## start Source material

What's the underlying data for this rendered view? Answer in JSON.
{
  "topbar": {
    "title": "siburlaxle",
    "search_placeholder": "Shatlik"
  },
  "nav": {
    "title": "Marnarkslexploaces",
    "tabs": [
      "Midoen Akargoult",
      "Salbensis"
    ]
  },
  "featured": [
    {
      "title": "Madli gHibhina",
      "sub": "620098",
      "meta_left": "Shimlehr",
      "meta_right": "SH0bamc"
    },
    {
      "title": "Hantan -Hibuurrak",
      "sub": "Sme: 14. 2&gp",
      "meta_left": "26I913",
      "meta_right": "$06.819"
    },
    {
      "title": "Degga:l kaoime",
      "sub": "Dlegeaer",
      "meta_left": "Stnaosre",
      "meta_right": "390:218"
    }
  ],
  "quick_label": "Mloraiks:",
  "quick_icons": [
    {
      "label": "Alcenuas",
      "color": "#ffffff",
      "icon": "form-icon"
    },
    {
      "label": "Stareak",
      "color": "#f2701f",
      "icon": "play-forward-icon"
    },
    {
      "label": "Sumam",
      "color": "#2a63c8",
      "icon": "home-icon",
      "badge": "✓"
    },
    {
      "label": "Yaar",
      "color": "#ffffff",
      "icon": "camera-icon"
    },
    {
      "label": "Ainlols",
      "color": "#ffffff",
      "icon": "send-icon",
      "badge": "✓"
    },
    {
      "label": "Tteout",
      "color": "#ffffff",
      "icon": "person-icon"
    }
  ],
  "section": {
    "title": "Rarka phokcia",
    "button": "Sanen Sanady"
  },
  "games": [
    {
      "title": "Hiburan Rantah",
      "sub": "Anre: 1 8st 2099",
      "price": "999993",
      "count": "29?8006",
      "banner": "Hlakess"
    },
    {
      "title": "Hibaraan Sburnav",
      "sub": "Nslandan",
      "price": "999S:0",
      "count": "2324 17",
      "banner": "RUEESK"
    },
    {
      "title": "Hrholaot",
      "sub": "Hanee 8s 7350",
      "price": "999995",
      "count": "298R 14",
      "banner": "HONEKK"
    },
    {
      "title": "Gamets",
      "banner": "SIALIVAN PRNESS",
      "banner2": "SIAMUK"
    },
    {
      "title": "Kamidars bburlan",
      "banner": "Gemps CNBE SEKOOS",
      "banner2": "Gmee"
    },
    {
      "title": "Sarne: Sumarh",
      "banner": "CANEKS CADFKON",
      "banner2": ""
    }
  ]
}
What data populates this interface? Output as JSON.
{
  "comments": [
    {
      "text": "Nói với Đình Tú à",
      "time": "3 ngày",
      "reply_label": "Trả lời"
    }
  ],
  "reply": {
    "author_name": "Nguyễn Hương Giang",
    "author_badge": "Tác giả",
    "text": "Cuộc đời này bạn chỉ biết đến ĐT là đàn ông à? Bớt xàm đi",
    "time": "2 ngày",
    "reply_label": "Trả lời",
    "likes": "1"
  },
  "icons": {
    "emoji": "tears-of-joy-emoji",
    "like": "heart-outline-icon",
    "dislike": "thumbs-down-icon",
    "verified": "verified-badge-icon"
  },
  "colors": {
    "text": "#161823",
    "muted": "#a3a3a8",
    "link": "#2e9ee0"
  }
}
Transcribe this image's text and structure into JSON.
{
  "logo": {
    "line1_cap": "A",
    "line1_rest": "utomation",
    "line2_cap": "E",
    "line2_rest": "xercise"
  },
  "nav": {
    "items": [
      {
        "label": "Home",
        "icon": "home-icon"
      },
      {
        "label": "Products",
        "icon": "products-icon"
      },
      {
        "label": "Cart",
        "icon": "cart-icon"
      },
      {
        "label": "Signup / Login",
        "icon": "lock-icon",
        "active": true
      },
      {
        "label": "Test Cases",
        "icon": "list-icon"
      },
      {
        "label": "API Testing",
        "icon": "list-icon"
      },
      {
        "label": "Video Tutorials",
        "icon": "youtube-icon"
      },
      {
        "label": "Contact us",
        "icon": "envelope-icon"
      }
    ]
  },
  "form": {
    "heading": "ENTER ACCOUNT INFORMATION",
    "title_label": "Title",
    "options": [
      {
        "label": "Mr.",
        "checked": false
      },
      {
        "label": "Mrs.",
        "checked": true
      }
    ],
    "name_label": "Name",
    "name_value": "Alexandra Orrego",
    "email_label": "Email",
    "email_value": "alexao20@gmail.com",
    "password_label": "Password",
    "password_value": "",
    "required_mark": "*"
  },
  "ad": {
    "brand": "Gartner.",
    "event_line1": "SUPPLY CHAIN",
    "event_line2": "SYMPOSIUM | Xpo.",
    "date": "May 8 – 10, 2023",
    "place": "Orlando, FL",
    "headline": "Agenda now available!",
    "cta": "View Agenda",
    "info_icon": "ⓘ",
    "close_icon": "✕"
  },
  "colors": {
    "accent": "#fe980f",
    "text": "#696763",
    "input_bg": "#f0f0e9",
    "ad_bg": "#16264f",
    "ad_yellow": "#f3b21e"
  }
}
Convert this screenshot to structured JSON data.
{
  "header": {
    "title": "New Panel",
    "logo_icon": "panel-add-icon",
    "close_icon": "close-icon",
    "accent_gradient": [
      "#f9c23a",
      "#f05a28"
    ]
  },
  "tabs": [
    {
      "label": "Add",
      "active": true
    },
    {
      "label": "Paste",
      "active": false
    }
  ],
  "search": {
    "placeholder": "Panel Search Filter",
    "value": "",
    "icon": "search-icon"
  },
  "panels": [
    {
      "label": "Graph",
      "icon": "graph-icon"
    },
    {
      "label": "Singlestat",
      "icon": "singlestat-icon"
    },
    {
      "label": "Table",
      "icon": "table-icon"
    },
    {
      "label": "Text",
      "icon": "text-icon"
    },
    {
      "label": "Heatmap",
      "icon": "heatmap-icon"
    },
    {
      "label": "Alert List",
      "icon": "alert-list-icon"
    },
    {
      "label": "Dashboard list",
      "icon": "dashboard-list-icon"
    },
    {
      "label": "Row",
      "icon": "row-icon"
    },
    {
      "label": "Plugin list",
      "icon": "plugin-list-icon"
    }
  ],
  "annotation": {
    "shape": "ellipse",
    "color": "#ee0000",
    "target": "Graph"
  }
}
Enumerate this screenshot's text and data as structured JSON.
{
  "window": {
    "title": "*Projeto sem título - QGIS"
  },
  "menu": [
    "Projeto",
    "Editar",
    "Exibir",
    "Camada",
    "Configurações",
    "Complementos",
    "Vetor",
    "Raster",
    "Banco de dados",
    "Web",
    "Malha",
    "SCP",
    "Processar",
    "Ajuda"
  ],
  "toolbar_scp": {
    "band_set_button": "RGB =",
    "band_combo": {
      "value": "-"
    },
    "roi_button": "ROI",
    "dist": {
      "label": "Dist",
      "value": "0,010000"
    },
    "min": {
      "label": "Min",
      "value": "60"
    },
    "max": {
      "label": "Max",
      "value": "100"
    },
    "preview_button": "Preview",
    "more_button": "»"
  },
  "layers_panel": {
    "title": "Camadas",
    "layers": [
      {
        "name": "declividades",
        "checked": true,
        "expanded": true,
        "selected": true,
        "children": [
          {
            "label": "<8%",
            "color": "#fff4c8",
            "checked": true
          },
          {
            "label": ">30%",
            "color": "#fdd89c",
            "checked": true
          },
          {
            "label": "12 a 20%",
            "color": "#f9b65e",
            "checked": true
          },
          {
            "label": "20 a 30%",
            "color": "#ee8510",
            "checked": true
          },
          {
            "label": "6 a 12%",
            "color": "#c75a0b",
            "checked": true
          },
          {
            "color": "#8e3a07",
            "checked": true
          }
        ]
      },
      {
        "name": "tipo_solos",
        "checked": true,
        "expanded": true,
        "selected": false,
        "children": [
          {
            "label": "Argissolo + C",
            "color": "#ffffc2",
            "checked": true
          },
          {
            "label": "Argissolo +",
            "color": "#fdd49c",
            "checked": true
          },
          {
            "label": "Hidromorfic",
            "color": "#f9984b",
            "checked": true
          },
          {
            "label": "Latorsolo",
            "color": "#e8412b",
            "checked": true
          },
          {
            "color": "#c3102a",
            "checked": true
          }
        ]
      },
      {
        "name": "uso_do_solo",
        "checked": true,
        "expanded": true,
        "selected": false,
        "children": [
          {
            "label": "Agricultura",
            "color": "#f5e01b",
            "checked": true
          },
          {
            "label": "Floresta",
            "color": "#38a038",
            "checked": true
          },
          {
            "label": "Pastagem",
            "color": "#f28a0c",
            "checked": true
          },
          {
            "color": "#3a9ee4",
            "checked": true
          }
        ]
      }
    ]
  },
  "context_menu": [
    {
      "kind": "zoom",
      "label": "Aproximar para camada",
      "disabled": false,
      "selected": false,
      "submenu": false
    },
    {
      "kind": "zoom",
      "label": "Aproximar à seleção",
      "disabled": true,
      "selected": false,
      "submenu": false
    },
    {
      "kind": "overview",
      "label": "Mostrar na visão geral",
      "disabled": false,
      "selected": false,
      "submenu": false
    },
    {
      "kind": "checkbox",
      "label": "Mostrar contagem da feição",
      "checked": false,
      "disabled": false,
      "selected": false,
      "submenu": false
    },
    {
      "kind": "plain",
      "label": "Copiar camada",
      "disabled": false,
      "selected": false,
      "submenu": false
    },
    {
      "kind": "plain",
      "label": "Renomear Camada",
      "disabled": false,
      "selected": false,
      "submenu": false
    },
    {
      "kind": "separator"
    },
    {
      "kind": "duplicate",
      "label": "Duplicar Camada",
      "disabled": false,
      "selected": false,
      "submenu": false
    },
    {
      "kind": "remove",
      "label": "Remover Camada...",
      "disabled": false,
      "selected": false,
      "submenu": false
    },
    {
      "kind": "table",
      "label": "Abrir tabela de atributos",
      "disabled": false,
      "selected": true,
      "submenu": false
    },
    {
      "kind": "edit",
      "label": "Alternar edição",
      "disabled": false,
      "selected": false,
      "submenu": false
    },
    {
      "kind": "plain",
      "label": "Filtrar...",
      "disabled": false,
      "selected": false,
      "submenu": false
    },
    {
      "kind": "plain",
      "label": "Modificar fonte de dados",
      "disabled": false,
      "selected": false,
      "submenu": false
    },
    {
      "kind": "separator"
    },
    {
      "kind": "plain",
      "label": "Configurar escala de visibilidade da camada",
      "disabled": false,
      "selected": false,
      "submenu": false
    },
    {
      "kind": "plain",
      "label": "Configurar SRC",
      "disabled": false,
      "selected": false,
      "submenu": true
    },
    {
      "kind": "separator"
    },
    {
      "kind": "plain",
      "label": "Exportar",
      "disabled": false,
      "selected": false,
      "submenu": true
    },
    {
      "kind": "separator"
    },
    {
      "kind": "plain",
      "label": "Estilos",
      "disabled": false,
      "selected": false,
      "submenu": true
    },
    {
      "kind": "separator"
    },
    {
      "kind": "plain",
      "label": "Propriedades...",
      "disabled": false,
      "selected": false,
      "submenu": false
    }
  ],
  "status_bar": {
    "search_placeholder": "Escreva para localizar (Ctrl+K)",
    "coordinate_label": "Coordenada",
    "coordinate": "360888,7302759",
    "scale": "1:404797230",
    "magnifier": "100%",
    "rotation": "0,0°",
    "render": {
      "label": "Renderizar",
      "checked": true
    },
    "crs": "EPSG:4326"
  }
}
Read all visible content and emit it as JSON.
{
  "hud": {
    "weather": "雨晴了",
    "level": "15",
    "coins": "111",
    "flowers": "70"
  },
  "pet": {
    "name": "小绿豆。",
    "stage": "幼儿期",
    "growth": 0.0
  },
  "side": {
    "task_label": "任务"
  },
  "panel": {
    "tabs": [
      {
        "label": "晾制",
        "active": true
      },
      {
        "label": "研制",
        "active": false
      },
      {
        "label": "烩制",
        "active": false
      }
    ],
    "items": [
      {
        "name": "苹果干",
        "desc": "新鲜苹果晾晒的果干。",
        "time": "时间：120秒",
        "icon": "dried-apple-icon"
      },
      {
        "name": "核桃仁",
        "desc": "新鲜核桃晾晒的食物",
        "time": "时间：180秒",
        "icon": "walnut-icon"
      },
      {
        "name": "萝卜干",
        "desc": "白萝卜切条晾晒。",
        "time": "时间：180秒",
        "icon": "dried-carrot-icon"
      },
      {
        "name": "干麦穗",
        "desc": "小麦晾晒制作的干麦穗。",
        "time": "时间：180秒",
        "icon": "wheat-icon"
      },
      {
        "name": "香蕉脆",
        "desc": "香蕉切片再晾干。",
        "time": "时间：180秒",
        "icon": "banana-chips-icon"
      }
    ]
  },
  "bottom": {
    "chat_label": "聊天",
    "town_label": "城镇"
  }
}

## end Source material

= Task details =
Of the lines in the data, how many hold the string "screenshot"? State the number, nothing else.

= Answer below =
2